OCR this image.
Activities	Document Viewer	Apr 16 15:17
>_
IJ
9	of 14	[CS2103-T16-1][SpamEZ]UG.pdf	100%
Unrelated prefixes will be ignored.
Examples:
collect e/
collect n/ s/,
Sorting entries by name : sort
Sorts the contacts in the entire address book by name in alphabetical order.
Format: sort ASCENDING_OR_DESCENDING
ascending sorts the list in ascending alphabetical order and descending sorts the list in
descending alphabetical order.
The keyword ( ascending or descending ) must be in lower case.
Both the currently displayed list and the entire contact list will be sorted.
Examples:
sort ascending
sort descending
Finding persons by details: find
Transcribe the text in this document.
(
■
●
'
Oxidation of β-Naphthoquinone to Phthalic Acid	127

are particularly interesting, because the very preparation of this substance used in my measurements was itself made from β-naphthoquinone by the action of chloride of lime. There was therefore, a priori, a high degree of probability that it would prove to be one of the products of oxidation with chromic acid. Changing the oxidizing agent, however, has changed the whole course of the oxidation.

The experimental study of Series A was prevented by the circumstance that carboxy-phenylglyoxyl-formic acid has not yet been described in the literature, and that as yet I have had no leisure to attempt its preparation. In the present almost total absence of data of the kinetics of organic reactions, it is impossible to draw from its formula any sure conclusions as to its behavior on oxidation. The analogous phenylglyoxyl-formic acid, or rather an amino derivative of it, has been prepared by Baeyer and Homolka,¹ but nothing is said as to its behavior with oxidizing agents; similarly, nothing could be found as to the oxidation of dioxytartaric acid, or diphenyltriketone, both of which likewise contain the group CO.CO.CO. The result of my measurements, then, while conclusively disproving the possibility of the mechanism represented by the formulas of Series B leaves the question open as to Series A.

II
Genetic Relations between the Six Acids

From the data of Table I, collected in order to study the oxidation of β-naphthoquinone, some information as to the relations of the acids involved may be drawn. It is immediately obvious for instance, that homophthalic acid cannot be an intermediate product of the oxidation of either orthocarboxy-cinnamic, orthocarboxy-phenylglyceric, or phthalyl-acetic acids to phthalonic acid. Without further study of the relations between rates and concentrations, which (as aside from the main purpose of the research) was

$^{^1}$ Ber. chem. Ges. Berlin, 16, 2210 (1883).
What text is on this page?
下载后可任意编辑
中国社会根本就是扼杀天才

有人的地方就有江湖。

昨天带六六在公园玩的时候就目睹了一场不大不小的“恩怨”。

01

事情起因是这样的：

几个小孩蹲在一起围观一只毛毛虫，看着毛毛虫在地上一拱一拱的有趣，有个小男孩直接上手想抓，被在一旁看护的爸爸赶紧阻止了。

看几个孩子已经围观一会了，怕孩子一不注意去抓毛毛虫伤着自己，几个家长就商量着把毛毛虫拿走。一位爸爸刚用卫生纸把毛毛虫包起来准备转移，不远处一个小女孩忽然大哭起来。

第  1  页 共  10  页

◆ Given problem: Reproduce every line above without error.

◆ Solution for this task:
OCR this image.
Activities	Document Viewer	Apr 16 15:17
>_
IJ
9	of 14	[CS2103-T16-1][SpamEZ]UG.pdf	100%
Unrelated prefixes will be ignored.
Examples:
collect e/
collect n/ s/,
Sorting entries by name : sort
Sorts the contacts in the entire address book by name in alphabetical order.
Format: sort ASCENDING_OR_DESCENDING
ascending sorts the list in ascending alphabetical order and descending sorts the list in
descending alphabetical order.
The keyword ( ascending or descending ) must be in lower case.
Both the currently displayed list and the entire contact list will be sorted.
Examples:
sort ascending
sort descending
Finding persons by details: find
Transcribe the text in this document.
(
■
●
'
Oxidation of β-Naphthoquinone to Phthalic Acid	127

are particularly interesting, because the very preparation of this substance used in my measurements was itself made from β-naphthoquinone by the action of chloride of lime. There was therefore, a priori, a high degree of probability that it would prove to be one of the products of oxidation with chromic acid. Changing the oxidizing agent, however, has changed the whole course of the oxidation.

The experimental study of Series A was prevented by the circumstance that carboxy-phenylglyoxyl-formic acid has not yet been described in the literature, and that as yet I have had no leisure to attempt its preparation. In the present almost total absence of data of the kinetics of organic reactions, it is impossible to draw from its formula any sure conclusions as to its behavior on oxidation. The analogous phenylglyoxyl-formic acid, or rather an amino derivative of it, has been prepared by Baeyer and Homolka,¹ but nothing is said as to its behavior with oxidizing agents; similarly, nothing could be found as to the oxidation of dioxytartaric acid, or diphenyltriketone, both of which likewise contain the group CO.CO.CO. The result of my measurements, then, while conclusively disproving the possibility of the mechanism represented by the formulas of Series B leaves the question open as to Series A.

II
Genetic Relations between the Six Acids

From the data of Table I, collected in order to study the oxidation of β-naphthoquinone, some information as to the relations of the acids involved may be drawn. It is immediately obvious for instance, that homophthalic acid cannot be an intermediate product of the oxidation of either orthocarboxy-cinnamic, orthocarboxy-phenylglyceric, or phthalyl-acetic acids to phthalonic acid. Without further study of the relations between rates and concentrations, which (as aside from the main purpose of the research) was

$^{^1}$ Ber. chem. Ges. Berlin, 16, 2210 (1883).
What text is on this page?
下载后可任意编辑
中国社会根本就是扼杀天才

有人的地方就有江湖。

昨天带六六在公园玩的时候就目睹了一场不大不小的“恩怨”。

01

事情起因是这样的：

几个小孩蹲在一起围观一只毛毛虫，看着毛毛虫在地上一拱一拱的有趣，有个小男孩直接上手想抓，被在一旁看护的爸爸赶紧阻止了。

看几个孩子已经围观一会了，怕孩子一不注意去抓毛毛虫伤着自己，几个家长就商量着把毛毛虫拿走。一位爸爸刚用卫生纸把毛毛虫包起来准备转移，不远处一个小女孩忽然大哭起来。

第  1  页 共  10  页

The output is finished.